Every line that holds "JSON" should be shown.
***
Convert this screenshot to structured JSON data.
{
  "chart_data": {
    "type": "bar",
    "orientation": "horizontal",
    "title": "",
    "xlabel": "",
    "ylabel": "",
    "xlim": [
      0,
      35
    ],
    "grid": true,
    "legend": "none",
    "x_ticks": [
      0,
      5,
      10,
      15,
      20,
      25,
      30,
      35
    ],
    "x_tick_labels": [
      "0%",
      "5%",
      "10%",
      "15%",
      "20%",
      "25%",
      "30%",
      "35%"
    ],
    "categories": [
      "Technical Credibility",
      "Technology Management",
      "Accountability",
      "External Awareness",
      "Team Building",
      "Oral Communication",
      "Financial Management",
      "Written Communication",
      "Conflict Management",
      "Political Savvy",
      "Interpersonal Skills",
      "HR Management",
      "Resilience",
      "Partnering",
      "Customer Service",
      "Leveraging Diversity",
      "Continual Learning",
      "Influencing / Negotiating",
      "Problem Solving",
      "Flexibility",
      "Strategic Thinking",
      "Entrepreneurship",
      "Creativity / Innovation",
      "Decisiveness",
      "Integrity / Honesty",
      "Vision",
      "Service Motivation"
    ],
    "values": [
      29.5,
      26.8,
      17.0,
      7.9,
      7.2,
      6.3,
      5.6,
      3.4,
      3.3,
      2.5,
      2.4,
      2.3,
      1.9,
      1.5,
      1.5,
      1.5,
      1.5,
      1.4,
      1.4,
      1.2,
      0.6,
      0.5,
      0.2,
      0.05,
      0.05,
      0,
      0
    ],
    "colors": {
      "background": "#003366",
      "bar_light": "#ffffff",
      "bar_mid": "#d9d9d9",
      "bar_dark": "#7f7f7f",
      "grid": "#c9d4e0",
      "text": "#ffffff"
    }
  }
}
***
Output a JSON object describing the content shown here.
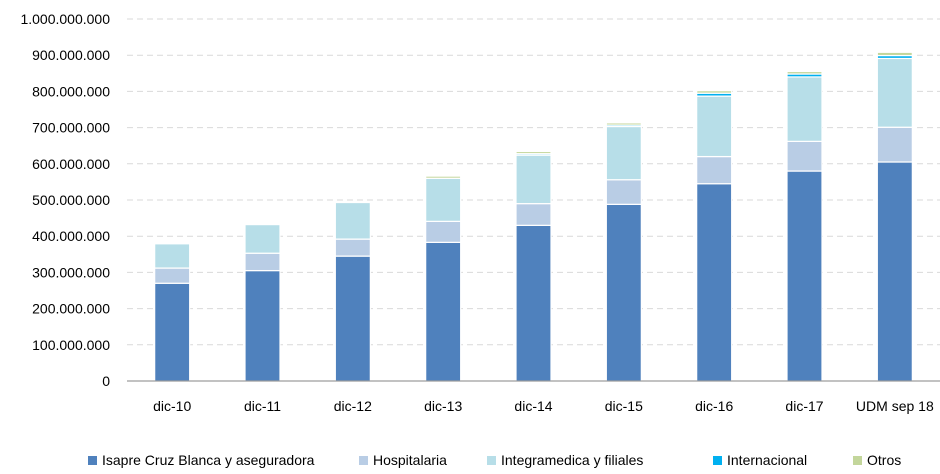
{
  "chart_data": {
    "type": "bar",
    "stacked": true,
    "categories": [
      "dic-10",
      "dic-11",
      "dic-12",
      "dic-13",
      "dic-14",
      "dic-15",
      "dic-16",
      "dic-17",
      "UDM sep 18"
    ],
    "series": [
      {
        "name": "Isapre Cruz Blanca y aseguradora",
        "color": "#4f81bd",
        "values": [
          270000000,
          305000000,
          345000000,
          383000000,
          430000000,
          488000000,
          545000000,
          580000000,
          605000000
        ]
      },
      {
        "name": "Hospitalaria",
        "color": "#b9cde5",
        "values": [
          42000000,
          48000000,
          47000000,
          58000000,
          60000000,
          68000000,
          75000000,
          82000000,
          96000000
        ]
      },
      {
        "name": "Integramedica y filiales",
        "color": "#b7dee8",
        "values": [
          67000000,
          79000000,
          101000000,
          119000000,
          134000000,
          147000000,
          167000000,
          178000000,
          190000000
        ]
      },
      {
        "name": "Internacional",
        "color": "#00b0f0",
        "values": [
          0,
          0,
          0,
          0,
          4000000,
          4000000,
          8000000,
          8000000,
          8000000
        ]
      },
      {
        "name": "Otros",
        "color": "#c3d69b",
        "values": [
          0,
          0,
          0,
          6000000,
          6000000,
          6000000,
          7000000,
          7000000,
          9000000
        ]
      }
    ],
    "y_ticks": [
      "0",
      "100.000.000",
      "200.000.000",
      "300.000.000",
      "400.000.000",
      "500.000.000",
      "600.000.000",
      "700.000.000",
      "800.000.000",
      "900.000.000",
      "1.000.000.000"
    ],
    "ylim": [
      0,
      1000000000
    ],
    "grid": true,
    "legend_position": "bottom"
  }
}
***
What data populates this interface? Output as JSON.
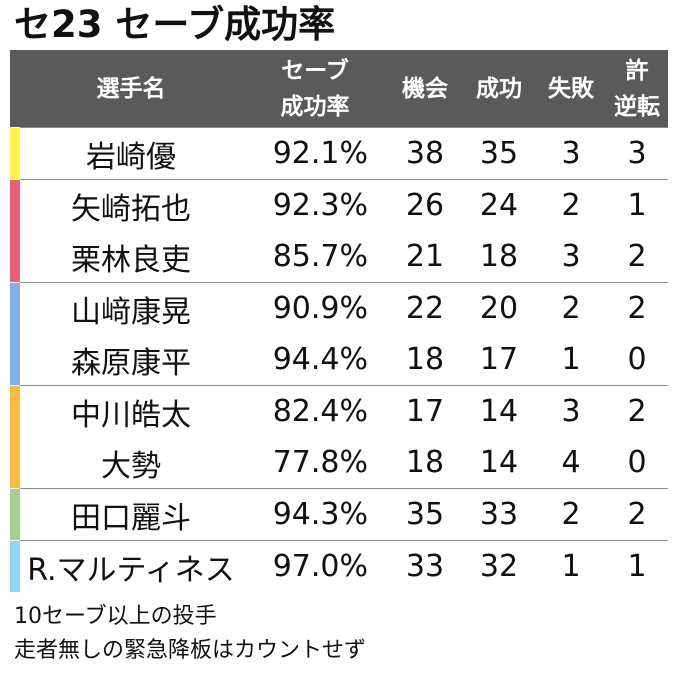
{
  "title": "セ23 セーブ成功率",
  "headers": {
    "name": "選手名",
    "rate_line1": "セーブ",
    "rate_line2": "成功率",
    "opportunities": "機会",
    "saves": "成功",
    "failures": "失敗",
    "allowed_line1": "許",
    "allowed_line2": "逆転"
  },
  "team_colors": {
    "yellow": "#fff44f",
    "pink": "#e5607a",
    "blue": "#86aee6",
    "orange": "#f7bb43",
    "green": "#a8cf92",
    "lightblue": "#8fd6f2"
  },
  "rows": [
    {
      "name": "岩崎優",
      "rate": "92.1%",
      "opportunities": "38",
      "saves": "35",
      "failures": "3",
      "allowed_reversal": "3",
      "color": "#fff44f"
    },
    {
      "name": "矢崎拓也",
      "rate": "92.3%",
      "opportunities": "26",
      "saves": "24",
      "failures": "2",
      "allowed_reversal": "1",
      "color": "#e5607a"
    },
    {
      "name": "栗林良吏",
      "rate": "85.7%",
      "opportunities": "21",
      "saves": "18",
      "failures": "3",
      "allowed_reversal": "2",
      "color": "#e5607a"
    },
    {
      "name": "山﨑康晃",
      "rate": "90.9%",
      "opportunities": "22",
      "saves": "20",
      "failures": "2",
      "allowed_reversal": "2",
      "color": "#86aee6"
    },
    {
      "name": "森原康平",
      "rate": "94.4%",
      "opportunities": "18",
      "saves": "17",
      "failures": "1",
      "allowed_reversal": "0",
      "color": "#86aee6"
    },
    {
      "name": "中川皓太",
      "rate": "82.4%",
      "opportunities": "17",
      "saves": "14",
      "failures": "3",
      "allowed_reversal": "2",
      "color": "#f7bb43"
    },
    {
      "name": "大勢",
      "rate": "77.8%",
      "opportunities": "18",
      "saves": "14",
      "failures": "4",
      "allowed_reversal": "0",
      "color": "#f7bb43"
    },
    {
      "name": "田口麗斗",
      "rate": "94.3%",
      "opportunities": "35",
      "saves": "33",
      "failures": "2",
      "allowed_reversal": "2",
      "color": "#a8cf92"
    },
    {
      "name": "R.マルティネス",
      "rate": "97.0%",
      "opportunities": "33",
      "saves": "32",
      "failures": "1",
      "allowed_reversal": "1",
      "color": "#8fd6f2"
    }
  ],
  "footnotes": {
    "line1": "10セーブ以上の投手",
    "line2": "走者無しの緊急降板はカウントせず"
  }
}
***
#### Task answer
Convert this screenshot to structured JSON data.
Output a JSON object describing the content shown here.
What data populates this interface? Output as JSON.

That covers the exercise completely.